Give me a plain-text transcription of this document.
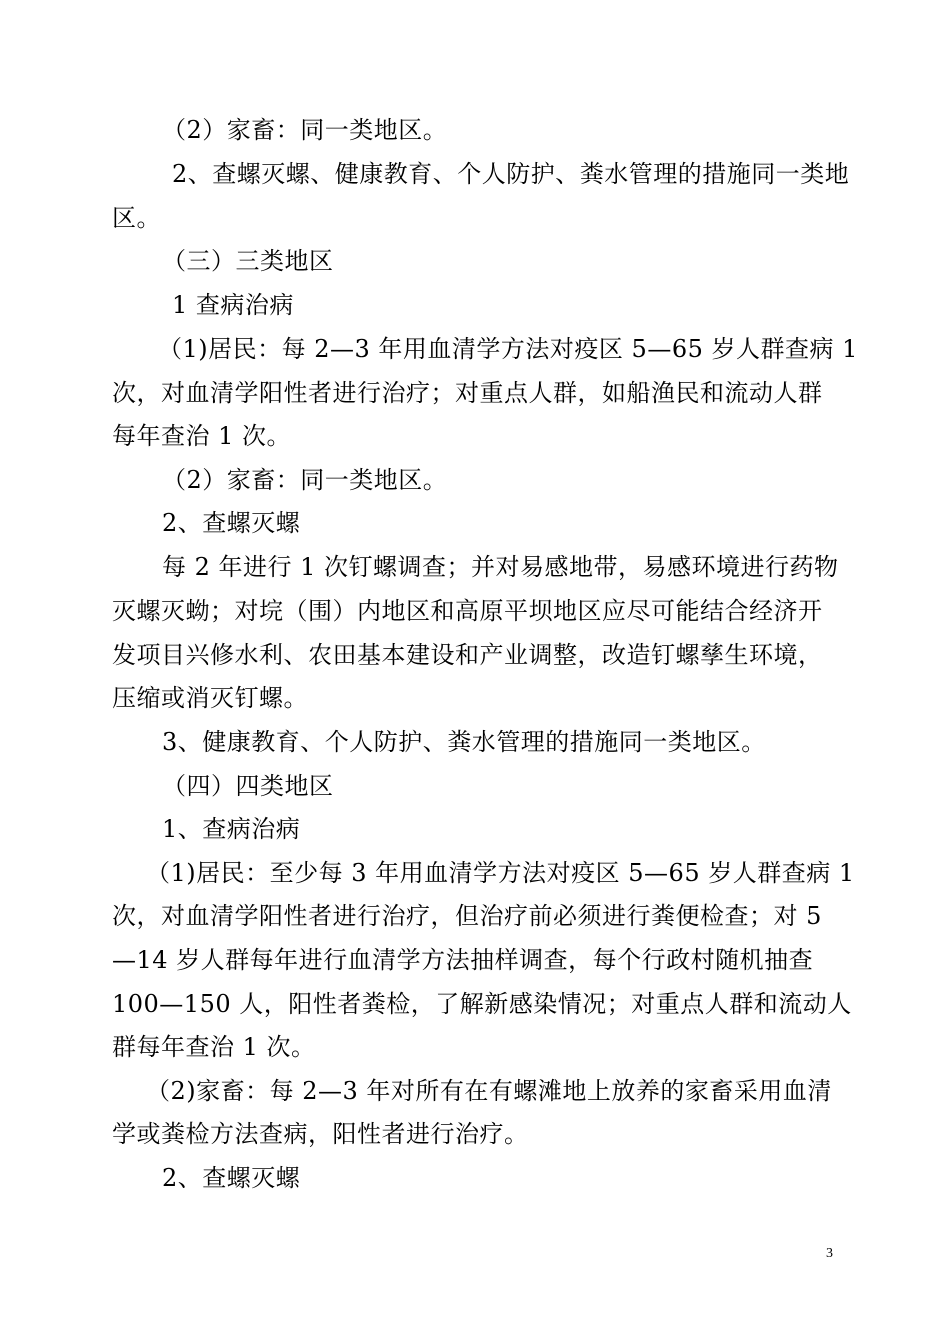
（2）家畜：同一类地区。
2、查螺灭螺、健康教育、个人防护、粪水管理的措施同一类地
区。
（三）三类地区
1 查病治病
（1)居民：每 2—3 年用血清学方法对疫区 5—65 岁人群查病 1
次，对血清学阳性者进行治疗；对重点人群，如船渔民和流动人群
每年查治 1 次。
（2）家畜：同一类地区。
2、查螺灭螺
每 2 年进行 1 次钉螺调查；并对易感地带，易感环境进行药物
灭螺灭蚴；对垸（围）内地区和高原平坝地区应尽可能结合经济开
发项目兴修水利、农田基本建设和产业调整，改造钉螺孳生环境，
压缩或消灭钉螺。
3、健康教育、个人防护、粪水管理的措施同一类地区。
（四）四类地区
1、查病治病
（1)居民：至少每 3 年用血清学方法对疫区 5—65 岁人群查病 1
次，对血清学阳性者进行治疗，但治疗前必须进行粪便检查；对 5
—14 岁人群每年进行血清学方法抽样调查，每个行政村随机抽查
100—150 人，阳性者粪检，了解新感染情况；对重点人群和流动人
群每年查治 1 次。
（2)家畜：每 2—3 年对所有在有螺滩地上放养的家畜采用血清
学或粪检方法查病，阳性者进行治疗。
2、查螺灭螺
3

━━━━

__Directions__
Review the preceding data and report every line that includes the string "对血清学阳性者进行治疗".

__Written reply__
次，对血清学阳性者进行治疗；对重点人群，如船渔民和流动人群
次，对血清学阳性者进行治疗，但治疗前必须进行粪便检查；对 5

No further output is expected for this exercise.